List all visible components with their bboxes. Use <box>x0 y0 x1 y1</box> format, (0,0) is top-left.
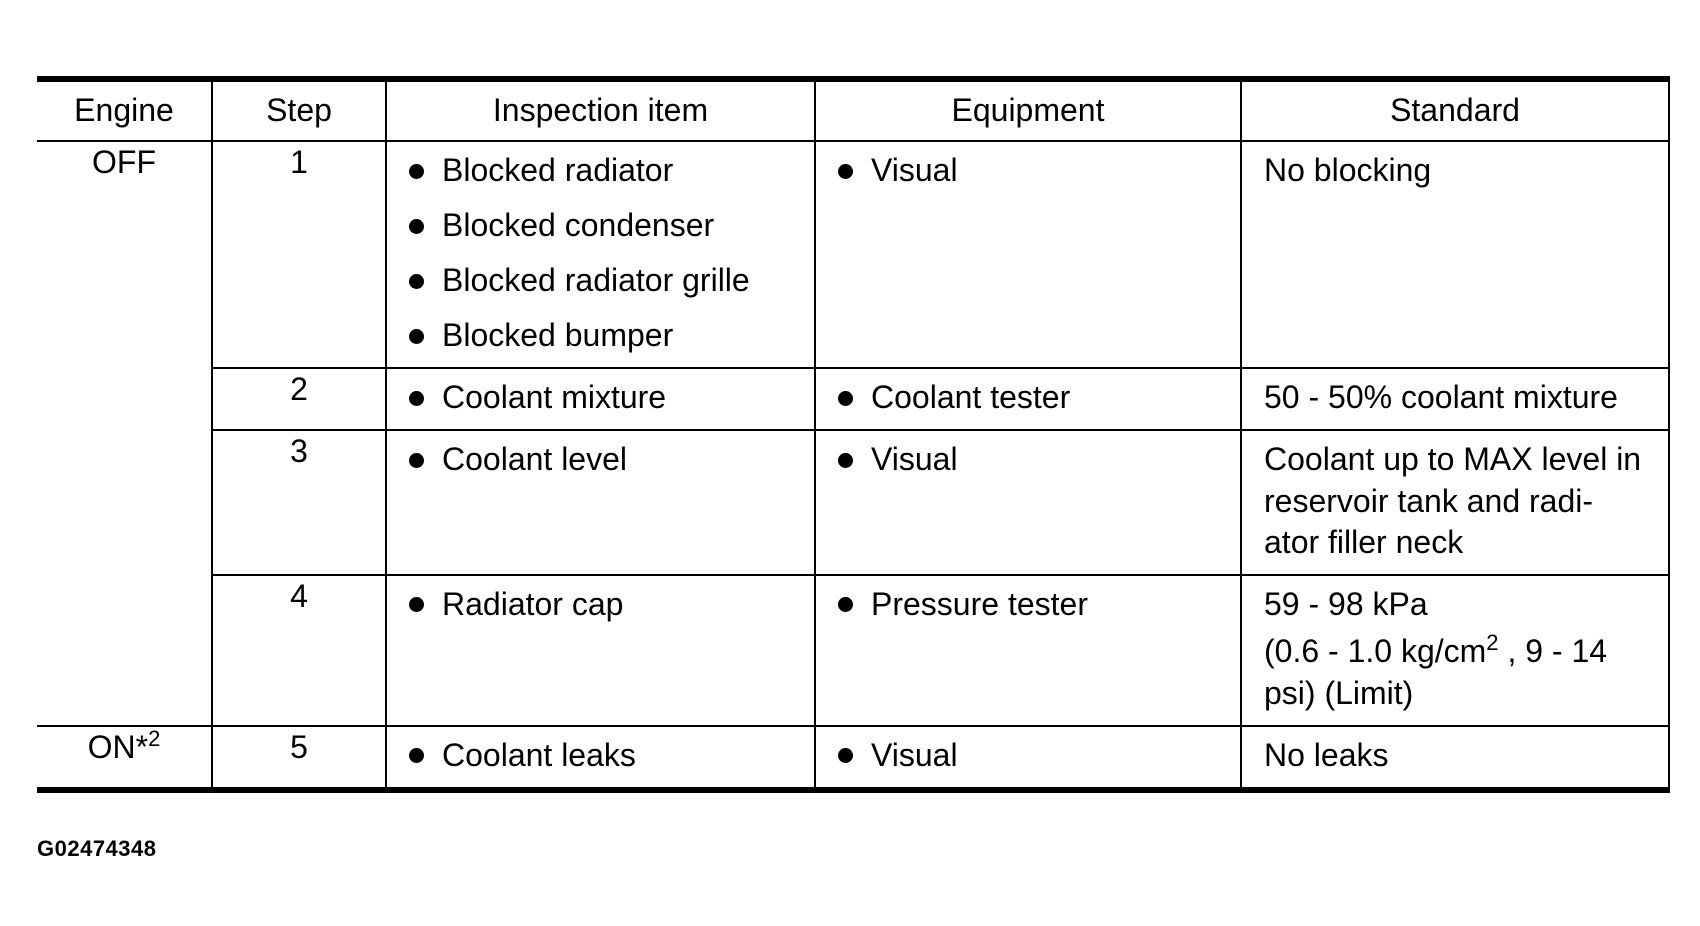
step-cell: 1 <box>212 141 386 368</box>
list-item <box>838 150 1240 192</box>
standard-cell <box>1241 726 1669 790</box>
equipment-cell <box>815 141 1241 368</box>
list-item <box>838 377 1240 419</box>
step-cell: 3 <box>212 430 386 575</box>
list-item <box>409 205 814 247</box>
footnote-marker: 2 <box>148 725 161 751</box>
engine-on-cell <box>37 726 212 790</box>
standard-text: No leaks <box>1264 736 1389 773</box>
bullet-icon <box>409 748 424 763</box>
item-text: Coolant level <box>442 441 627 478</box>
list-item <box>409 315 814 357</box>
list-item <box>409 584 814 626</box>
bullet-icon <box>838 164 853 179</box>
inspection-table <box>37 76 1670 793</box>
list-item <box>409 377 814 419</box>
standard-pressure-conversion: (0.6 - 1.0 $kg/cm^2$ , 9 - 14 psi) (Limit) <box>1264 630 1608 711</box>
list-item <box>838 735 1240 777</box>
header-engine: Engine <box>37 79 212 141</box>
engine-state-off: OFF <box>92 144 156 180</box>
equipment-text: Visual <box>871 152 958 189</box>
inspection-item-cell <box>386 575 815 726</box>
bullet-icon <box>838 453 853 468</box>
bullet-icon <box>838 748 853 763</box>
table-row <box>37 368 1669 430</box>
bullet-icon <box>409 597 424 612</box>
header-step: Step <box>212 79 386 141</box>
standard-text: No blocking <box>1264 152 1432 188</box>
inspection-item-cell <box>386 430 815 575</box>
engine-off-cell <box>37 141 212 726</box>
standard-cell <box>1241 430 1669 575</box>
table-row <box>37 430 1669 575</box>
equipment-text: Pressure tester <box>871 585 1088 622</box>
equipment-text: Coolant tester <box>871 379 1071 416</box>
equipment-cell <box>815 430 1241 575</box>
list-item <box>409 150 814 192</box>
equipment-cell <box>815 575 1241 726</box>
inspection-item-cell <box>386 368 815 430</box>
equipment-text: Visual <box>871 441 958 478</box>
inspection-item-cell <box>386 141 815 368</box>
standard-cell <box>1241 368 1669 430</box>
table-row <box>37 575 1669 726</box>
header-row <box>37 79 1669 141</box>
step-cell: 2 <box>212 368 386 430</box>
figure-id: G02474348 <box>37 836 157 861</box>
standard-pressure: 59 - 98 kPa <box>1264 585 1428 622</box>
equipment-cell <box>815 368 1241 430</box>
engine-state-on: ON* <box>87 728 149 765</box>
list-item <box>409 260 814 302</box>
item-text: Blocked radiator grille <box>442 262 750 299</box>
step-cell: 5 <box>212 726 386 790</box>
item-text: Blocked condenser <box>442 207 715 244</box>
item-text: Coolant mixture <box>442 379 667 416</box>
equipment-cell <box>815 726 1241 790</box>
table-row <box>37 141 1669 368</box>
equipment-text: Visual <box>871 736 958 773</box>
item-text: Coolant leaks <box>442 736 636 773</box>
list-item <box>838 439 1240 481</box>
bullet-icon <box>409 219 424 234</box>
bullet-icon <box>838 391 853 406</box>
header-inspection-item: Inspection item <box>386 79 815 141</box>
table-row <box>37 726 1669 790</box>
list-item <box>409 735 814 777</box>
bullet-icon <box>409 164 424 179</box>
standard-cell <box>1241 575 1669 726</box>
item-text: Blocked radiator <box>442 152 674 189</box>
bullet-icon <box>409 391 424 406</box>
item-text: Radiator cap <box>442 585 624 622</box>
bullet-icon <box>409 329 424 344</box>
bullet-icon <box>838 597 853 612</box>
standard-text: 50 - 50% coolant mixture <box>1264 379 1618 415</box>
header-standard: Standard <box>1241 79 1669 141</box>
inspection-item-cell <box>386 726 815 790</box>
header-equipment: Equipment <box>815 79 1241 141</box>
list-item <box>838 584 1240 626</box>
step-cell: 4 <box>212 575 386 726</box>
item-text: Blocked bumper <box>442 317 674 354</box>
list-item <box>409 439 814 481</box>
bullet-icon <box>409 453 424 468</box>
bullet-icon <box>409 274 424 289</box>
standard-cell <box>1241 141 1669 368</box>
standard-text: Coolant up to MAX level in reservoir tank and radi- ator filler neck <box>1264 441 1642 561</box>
____
_WHAT YOU NEED TO DO_:
Write out the records above line for line, leaving out any pictures.

_WORKED SOLUTION_:
List all visible components with their bboxes. Use <box>x0 y0 x1 y1</box> format, (0,0) is top-left.
step-cell: 1 <box>212 141 386 368</box>
list-item <box>838 150 1240 192</box>
standard-cell <box>1241 726 1669 790</box>
equipment-cell <box>815 141 1241 368</box>
list-item <box>838 377 1240 419</box>
step-cell: 3 <box>212 430 386 575</box>
list-item <box>409 205 814 247</box>
footnote-marker: 2 <box>148 725 161 751</box>
engine-on-cell <box>37 726 212 790</box>
standard-text: No leaks <box>1264 736 1389 773</box>
bullet-icon <box>409 748 424 763</box>
item-text: Coolant level <box>442 441 627 478</box>
list-item <box>409 315 814 357</box>
list-item <box>409 584 814 626</box>
bullet-icon <box>838 164 853 179</box>
inspection-table <box>37 76 1670 793</box>
list-item <box>409 377 814 419</box>
standard-pressure-conversion: (0.6 - 1.0 $kg/cm^2$ , 9 - 14 psi) (Limit) <box>1264 630 1608 711</box>
list-item <box>838 735 1240 777</box>
header-engine: Engine <box>37 79 212 141</box>
engine-state-off: OFF <box>92 144 156 180</box>
equipment-text: Visual <box>871 152 958 189</box>
inspection-item-cell <box>386 575 815 726</box>
bullet-icon <box>838 453 853 468</box>
bullet-icon <box>838 748 853 763</box>
table-row <box>37 368 1669 430</box>
bullet-icon <box>409 597 424 612</box>
header-step: Step <box>212 79 386 141</box>
standard-text: No blocking <box>1264 152 1432 188</box>
inspection-item-cell <box>386 430 815 575</box>
engine-off-cell <box>37 141 212 726</box>
standard-cell <box>1241 430 1669 575</box>
table-row <box>37 430 1669 575</box>
equipment-text: Pressure tester <box>871 585 1088 622</box>
equipment-text: Coolant tester <box>871 379 1071 416</box>
equipment-cell <box>815 430 1241 575</box>
list-item <box>409 150 814 192</box>
equipment-cell <box>815 575 1241 726</box>
inspection-item-cell <box>386 368 815 430</box>
equipment-text: Visual <box>871 441 958 478</box>
inspection-item-cell <box>386 141 815 368</box>
standard-cell <box>1241 368 1669 430</box>
table-row <box>37 575 1669 726</box>
header-row <box>37 79 1669 141</box>
step-cell: 2 <box>212 368 386 430</box>
figure-id: G02474348 <box>37 836 157 861</box>
standard-pressure: 59 - 98 kPa <box>1264 585 1428 622</box>
equipment-cell <box>815 368 1241 430</box>
engine-state-on: ON* <box>87 728 149 765</box>
list-item <box>409 260 814 302</box>
item-text: Blocked radiator grille <box>442 262 750 299</box>
step-cell: 5 <box>212 726 386 790</box>
item-text: Blocked condenser <box>442 207 715 244</box>
item-text: Coolant mixture <box>442 379 667 416</box>
equipment-cell <box>815 726 1241 790</box>
table-row <box>37 141 1669 368</box>
equipment-text: Visual <box>871 736 958 773</box>
item-text: Coolant leaks <box>442 736 636 773</box>
list-item <box>838 439 1240 481</box>
bullet-icon <box>409 219 424 234</box>
bullet-icon <box>838 391 853 406</box>
header-inspection-item: Inspection item <box>386 79 815 141</box>
table-row <box>37 726 1669 790</box>
list-item <box>409 735 814 777</box>
bullet-icon <box>409 164 424 179</box>
standard-cell <box>1241 575 1669 726</box>
item-text: Blocked radiator <box>442 152 674 189</box>
bullet-icon <box>409 391 424 406</box>
item-text: Radiator cap <box>442 585 624 622</box>
bullet-icon <box>409 329 424 344</box>
bullet-icon <box>838 597 853 612</box>
standard-text: 50 - 50% coolant mixture <box>1264 379 1618 415</box>
header-standard: Standard <box>1241 79 1669 141</box>
inspection-item-cell <box>386 726 815 790</box>
header-equipment: Equipment <box>815 79 1241 141</box>
list-item <box>838 584 1240 626</box>
step-cell: 4 <box>212 575 386 726</box>
item-text: Blocked bumper <box>442 317 674 354</box>
list-item <box>409 439 814 481</box>
bullet-icon <box>409 453 424 468</box>
bullet-icon <box>409 274 424 289</box>
standard-cell <box>1241 141 1669 368</box>
standard-text: Coolant up to MAX level in reservoir tank and radi- ator filler neck <box>1264 441 1642 561</box>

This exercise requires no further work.